Problem details: Reproduce the items word for word, starting at their first line and ending at the line that contains "Point (125, 628, 148, 642)", with both of those lines included.

### Information supplied

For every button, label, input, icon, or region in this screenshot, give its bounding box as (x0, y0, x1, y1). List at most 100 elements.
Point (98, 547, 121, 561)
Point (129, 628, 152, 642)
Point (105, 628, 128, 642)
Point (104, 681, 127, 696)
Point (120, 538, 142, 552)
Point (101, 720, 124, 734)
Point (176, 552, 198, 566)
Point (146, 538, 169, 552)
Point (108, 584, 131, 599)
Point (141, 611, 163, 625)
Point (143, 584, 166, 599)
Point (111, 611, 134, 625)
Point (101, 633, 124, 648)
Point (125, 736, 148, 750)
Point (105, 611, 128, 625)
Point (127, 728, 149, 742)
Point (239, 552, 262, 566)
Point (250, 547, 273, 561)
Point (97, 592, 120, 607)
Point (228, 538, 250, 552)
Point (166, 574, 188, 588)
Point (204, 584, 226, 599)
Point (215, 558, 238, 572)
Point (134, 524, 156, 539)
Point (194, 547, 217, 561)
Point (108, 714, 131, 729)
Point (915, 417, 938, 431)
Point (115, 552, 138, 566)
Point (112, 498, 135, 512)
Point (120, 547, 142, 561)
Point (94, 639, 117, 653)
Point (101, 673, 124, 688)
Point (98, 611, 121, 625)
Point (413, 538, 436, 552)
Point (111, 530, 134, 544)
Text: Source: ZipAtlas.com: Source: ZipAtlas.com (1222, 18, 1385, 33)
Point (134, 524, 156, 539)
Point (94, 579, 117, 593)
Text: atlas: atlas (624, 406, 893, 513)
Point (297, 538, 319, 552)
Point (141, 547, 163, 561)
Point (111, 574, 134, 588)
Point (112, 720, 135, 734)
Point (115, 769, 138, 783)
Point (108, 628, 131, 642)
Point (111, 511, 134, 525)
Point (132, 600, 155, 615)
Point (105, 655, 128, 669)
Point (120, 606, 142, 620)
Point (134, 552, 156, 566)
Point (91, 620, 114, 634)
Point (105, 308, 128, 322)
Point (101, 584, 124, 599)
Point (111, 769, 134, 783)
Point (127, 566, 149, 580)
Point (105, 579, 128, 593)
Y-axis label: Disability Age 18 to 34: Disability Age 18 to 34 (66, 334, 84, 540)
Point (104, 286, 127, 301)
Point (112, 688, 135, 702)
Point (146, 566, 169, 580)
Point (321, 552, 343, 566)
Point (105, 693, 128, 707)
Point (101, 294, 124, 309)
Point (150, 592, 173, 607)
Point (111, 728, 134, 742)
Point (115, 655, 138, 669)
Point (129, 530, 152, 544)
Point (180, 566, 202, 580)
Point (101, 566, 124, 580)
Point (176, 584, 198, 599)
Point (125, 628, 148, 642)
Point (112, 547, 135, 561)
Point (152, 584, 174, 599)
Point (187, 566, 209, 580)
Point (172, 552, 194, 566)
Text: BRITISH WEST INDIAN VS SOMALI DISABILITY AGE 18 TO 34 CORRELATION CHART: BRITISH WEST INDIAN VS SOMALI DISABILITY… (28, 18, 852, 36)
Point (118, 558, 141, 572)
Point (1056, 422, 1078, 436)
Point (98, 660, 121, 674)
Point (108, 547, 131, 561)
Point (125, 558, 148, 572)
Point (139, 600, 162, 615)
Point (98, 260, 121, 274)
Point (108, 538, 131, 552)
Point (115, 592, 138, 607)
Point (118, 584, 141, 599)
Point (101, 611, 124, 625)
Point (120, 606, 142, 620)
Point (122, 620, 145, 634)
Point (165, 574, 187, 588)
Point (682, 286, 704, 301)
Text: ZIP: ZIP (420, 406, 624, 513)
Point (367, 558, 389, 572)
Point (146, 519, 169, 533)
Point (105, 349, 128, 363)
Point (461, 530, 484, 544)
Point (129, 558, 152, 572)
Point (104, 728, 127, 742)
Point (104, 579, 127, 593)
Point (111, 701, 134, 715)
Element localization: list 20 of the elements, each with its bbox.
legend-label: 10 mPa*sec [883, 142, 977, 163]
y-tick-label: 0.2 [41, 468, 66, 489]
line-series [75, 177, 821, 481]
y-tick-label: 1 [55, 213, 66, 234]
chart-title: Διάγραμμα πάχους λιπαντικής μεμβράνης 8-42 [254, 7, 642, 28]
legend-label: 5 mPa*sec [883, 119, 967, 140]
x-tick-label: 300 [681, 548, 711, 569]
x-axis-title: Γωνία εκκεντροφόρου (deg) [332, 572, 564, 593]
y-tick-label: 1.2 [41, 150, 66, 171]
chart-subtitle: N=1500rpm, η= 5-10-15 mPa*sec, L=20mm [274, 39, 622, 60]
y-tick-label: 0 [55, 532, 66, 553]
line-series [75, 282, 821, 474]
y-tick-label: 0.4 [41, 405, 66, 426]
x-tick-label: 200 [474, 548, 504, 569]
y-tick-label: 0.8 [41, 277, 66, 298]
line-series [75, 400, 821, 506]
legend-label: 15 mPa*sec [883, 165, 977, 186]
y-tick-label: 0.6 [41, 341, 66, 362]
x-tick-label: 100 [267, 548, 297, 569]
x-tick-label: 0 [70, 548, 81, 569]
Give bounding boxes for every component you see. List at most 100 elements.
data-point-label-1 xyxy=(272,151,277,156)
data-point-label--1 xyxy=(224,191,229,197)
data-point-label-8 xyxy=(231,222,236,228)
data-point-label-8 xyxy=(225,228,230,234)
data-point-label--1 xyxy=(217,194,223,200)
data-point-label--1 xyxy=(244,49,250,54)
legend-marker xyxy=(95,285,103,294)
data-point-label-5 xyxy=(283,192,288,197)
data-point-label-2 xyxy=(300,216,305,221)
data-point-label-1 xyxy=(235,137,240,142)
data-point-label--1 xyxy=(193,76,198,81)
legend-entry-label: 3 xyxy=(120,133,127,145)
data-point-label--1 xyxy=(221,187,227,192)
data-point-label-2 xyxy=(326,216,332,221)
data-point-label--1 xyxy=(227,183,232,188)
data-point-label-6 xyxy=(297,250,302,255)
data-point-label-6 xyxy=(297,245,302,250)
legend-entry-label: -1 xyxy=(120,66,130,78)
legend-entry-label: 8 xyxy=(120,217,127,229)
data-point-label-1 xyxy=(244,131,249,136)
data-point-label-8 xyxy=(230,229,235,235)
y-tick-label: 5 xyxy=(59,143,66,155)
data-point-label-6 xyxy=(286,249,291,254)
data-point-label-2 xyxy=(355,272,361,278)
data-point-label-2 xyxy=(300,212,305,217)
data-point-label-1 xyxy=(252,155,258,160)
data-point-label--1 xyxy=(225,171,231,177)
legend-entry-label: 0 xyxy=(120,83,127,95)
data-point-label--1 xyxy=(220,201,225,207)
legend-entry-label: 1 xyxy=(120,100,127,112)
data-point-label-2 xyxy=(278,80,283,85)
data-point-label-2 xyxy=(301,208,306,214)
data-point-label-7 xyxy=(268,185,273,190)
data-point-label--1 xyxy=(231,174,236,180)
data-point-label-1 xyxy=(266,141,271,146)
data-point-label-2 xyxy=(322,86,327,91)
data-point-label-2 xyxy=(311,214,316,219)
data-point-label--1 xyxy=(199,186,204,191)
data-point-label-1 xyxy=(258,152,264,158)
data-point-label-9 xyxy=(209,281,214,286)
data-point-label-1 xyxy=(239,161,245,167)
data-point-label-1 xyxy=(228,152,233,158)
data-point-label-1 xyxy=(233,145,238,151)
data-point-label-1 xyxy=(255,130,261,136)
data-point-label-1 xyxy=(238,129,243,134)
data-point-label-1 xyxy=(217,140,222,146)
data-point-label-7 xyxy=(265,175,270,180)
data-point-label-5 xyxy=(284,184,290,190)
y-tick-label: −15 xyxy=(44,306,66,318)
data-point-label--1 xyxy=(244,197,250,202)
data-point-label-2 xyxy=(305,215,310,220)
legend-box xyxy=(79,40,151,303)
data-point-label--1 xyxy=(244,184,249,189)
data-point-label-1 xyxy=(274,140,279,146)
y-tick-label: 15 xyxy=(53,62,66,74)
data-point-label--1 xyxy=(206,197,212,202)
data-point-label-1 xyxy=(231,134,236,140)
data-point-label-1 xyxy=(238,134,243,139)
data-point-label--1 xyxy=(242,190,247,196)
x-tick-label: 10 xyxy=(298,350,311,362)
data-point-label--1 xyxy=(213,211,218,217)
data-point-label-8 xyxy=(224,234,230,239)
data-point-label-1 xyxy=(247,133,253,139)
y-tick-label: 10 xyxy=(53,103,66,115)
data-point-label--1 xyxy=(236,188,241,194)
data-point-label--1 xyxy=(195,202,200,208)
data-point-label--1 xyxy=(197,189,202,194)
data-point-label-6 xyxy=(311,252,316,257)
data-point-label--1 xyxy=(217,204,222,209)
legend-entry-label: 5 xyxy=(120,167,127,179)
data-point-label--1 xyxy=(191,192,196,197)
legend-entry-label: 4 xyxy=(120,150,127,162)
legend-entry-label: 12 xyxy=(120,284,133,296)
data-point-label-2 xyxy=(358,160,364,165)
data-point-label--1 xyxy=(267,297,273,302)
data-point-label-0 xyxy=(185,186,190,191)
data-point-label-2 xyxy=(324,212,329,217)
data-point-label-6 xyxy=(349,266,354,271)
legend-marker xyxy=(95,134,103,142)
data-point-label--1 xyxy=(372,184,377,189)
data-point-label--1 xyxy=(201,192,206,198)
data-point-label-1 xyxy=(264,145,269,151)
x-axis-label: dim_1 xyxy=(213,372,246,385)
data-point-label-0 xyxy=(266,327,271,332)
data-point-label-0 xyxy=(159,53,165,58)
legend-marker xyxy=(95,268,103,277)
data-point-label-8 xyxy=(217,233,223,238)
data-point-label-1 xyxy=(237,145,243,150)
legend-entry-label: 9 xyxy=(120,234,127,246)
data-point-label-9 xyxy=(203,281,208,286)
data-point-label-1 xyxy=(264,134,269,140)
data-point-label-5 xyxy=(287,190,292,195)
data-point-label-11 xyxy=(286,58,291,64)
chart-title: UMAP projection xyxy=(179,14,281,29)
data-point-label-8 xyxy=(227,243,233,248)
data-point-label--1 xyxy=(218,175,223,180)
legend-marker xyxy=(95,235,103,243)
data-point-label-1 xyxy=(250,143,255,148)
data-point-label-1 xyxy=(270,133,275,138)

######

Finished task:
For every button, label, input, icon, or region in this screenshot, give its bounding box as (x0, y0, x1, y1). List at most 100 elements.
Point (98, 547, 121, 561)
Point (129, 628, 152, 642)
Point (105, 628, 128, 642)
Point (104, 681, 127, 696)
Point (120, 538, 142, 552)
Point (101, 720, 124, 734)
Point (176, 552, 198, 566)
Point (146, 538, 169, 552)
Point (108, 584, 131, 599)
Point (141, 611, 163, 625)
Point (143, 584, 166, 599)
Point (111, 611, 134, 625)
Point (101, 633, 124, 648)
Point (125, 736, 148, 750)
Point (105, 611, 128, 625)
Point (127, 728, 149, 742)
Point (239, 552, 262, 566)
Point (250, 547, 273, 561)
Point (97, 592, 120, 607)
Point (228, 538, 250, 552)
Point (166, 574, 188, 588)
Point (204, 584, 226, 599)
Point (215, 558, 238, 572)
Point (134, 524, 156, 539)
Point (194, 547, 217, 561)
Point (108, 714, 131, 729)
Point (915, 417, 938, 431)
Point (115, 552, 138, 566)
Point (112, 498, 135, 512)
Point (120, 547, 142, 561)
Point (94, 639, 117, 653)
Point (101, 673, 124, 688)
Point (98, 611, 121, 625)
Point (413, 538, 436, 552)
Point (111, 530, 134, 544)
Text: Source: ZipAtlas.com: Source: ZipAtlas.com (1222, 18, 1385, 33)
Point (134, 524, 156, 539)
Point (94, 579, 117, 593)
Text: atlas: atlas (624, 406, 893, 513)
Point (297, 538, 319, 552)
Point (141, 547, 163, 561)
Point (111, 574, 134, 588)
Point (112, 720, 135, 734)
Point (115, 769, 138, 783)
Point (108, 628, 131, 642)
Point (111, 511, 134, 525)
Point (132, 600, 155, 615)
Point (105, 655, 128, 669)
Point (120, 606, 142, 620)
Point (134, 552, 156, 566)
Point (91, 620, 114, 634)
Point (105, 308, 128, 322)
Point (101, 584, 124, 599)
Point (111, 769, 134, 783)
Point (127, 566, 149, 580)
Point (105, 579, 128, 593)
Y-axis label: Disability Age 18 to 34: Disability Age 18 to 34 (66, 334, 84, 540)
Point (104, 286, 127, 301)
Point (112, 688, 135, 702)
Point (146, 566, 169, 580)
Point (321, 552, 343, 566)
Point (105, 693, 128, 707)
Point (101, 294, 124, 309)
Point (150, 592, 173, 607)
Point (111, 728, 134, 742)
Point (115, 655, 138, 669)
Point (129, 530, 152, 544)
Point (180, 566, 202, 580)
Point (101, 566, 124, 580)
Point (176, 584, 198, 599)
Point (125, 628, 148, 642)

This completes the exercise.